**WHAT TO PRODUCE**
Transcribe all of the material exactly, except for its pictures.
....
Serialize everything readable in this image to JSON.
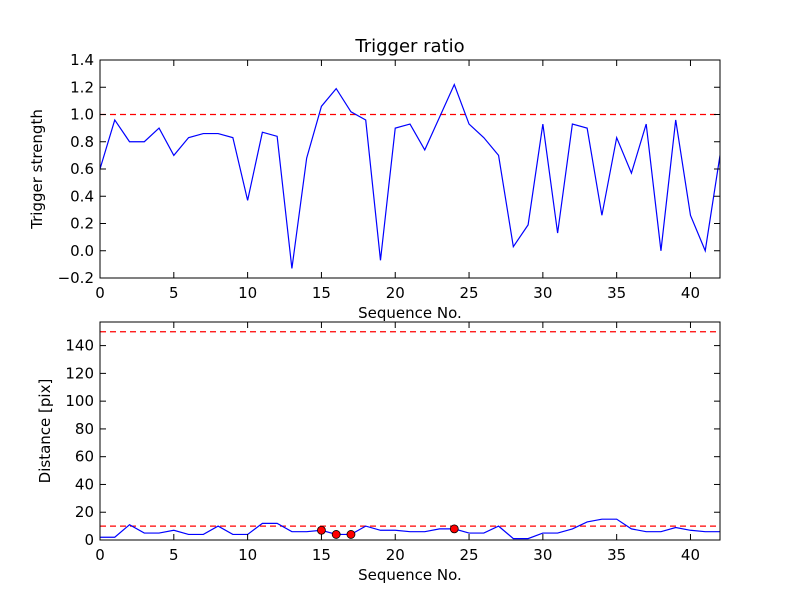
{
  "chart_data": [
    {
      "type": "line",
      "title": "Trigger ratio",
      "xlabel": "Sequence No.",
      "ylabel": "Trigger strength",
      "xlim": [
        0,
        42
      ],
      "ylim": [
        -0.2,
        1.4
      ],
      "xticks": [
        0,
        5,
        10,
        15,
        20,
        25,
        30,
        35,
        40
      ],
      "yticks": [
        -0.2,
        0.0,
        0.2,
        0.4,
        0.6,
        0.8,
        1.0,
        1.2,
        1.4
      ],
      "xtick_labels": [
        "0",
        "5",
        "10",
        "15",
        "20",
        "25",
        "30",
        "35",
        "40"
      ],
      "ytick_labels": [
        "−0.2",
        "0.0",
        "0.2",
        "0.4",
        "0.6",
        "0.8",
        "1.0",
        "1.2",
        "1.4"
      ],
      "grid": false,
      "threshold": 1.0,
      "threshold_color": "#ff0000",
      "line_color": "#0000ff",
      "x": [
        0,
        1,
        2,
        3,
        4,
        5,
        6,
        7,
        8,
        9,
        10,
        11,
        12,
        13,
        14,
        15,
        16,
        17,
        18,
        19,
        20,
        21,
        22,
        23,
        24,
        25,
        26,
        27,
        28,
        29,
        30,
        31,
        32,
        33,
        34,
        35,
        36,
        37,
        38,
        39,
        40,
        41,
        42
      ],
      "y": [
        0.6,
        0.96,
        0.8,
        0.8,
        0.9,
        0.7,
        0.83,
        0.86,
        0.86,
        0.83,
        0.37,
        0.87,
        0.84,
        -0.13,
        0.68,
        1.06,
        1.19,
        1.02,
        0.96,
        -0.07,
        0.9,
        0.93,
        0.74,
        0.98,
        1.22,
        0.93,
        0.83,
        0.7,
        0.03,
        0.19,
        0.93,
        0.13,
        0.93,
        0.9,
        0.26,
        0.83,
        0.57,
        0.93,
        0.0,
        0.96,
        0.26,
        0.0,
        0.7
      ]
    },
    {
      "type": "line",
      "title": "",
      "xlabel": "Sequence No.",
      "ylabel": "Distance [pix]",
      "xlim": [
        0,
        42
      ],
      "ylim": [
        0,
        157
      ],
      "xticks": [
        0,
        5,
        10,
        15,
        20,
        25,
        30,
        35,
        40
      ],
      "yticks": [
        0,
        20,
        40,
        60,
        80,
        100,
        120,
        140
      ],
      "xtick_labels": [
        "0",
        "5",
        "10",
        "15",
        "20",
        "25",
        "30",
        "35",
        "40"
      ],
      "ytick_labels": [
        "0",
        "20",
        "40",
        "60",
        "80",
        "100",
        "120",
        "140"
      ],
      "grid": false,
      "thresholds": [
        150,
        10
      ],
      "threshold_color": "#ff0000",
      "line_color": "#0000ff",
      "marker_color": "#ff0000",
      "x": [
        0,
        1,
        2,
        3,
        4,
        5,
        6,
        7,
        8,
        9,
        10,
        11,
        12,
        13,
        14,
        15,
        16,
        17,
        18,
        19,
        20,
        21,
        22,
        23,
        24,
        25,
        26,
        27,
        28,
        29,
        30,
        31,
        32,
        33,
        34,
        35,
        36,
        37,
        38,
        39,
        40,
        41,
        42
      ],
      "y": [
        2,
        2,
        11,
        5,
        5,
        7,
        4,
        4,
        10,
        4,
        4,
        12,
        12,
        6,
        6,
        7,
        4,
        4,
        10,
        7,
        7,
        6,
        6,
        8,
        8,
        5,
        5,
        10,
        1,
        1,
        5,
        5,
        8,
        13,
        15,
        15,
        8,
        6,
        6,
        9,
        7,
        6,
        6
      ],
      "highlight_points": [
        {
          "x": 15,
          "y": 7
        },
        {
          "x": 16,
          "y": 4
        },
        {
          "x": 17,
          "y": 4
        },
        {
          "x": 24,
          "y": 8
        }
      ]
    }
  ]
}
....
**ANSWER TO THE PROBLEM**
Serialize everything readable in this image to JSON.
{
  "chart_data": [
    {
      "type": "line",
      "title": "Trigger ratio",
      "xlabel": "Sequence No.",
      "ylabel": "Trigger strength",
      "xlim": [
        0,
        42
      ],
      "ylim": [
        -0.2,
        1.4
      ],
      "xticks": [
        0,
        5,
        10,
        15,
        20,
        25,
        30,
        35,
        40
      ],
      "yticks": [
        -0.2,
        0.0,
        0.2,
        0.4,
        0.6,
        0.8,
        1.0,
        1.2,
        1.4
      ],
      "xtick_labels": [
        "0",
        "5",
        "10",
        "15",
        "20",
        "25",
        "30",
        "35",
        "40"
      ],
      "ytick_labels": [
        "−0.2",
        "0.0",
        "0.2",
        "0.4",
        "0.6",
        "0.8",
        "1.0",
        "1.2",
        "1.4"
      ],
      "grid": false,
      "threshold": 1.0,
      "threshold_color": "#ff0000",
      "line_color": "#0000ff",
      "x": [
        0,
        1,
        2,
        3,
        4,
        5,
        6,
        7,
        8,
        9,
        10,
        11,
        12,
        13,
        14,
        15,
        16,
        17,
        18,
        19,
        20,
        21,
        22,
        23,
        24,
        25,
        26,
        27,
        28,
        29,
        30,
        31,
        32,
        33,
        34,
        35,
        36,
        37,
        38,
        39,
        40,
        41,
        42
      ],
      "y": [
        0.6,
        0.96,
        0.8,
        0.8,
        0.9,
        0.7,
        0.83,
        0.86,
        0.86,
        0.83,
        0.37,
        0.87,
        0.84,
        -0.13,
        0.68,
        1.06,
        1.19,
        1.02,
        0.96,
        -0.07,
        0.9,
        0.93,
        0.74,
        0.98,
        1.22,
        0.93,
        0.83,
        0.7,
        0.03,
        0.19,
        0.93,
        0.13,
        0.93,
        0.9,
        0.26,
        0.83,
        0.57,
        0.93,
        0.0,
        0.96,
        0.26,
        0.0,
        0.7
      ]
    },
    {
      "type": "line",
      "title": "",
      "xlabel": "Sequence No.",
      "ylabel": "Distance [pix]",
      "xlim": [
        0,
        42
      ],
      "ylim": [
        0,
        157
      ],
      "xticks": [
        0,
        5,
        10,
        15,
        20,
        25,
        30,
        35,
        40
      ],
      "yticks": [
        0,
        20,
        40,
        60,
        80,
        100,
        120,
        140
      ],
      "xtick_labels": [
        "0",
        "5",
        "10",
        "15",
        "20",
        "25",
        "30",
        "35",
        "40"
      ],
      "ytick_labels": [
        "0",
        "20",
        "40",
        "60",
        "80",
        "100",
        "120",
        "140"
      ],
      "grid": false,
      "thresholds": [
        150,
        10
      ],
      "threshold_color": "#ff0000",
      "line_color": "#0000ff",
      "marker_color": "#ff0000",
      "x": [
        0,
        1,
        2,
        3,
        4,
        5,
        6,
        7,
        8,
        9,
        10,
        11,
        12,
        13,
        14,
        15,
        16,
        17,
        18,
        19,
        20,
        21,
        22,
        23,
        24,
        25,
        26,
        27,
        28,
        29,
        30,
        31,
        32,
        33,
        34,
        35,
        36,
        37,
        38,
        39,
        40,
        41,
        42
      ],
      "y": [
        2,
        2,
        11,
        5,
        5,
        7,
        4,
        4,
        10,
        4,
        4,
        12,
        12,
        6,
        6,
        7,
        4,
        4,
        10,
        7,
        7,
        6,
        6,
        8,
        8,
        5,
        5,
        10,
        1,
        1,
        5,
        5,
        8,
        13,
        15,
        15,
        8,
        6,
        6,
        9,
        7,
        6,
        6
      ],
      "highlight_points": [
        {
          "x": 15,
          "y": 7
        },
        {
          "x": 16,
          "y": 4
        },
        {
          "x": 17,
          "y": 4
        },
        {
          "x": 24,
          "y": 8
        }
      ]
    }
  ]
}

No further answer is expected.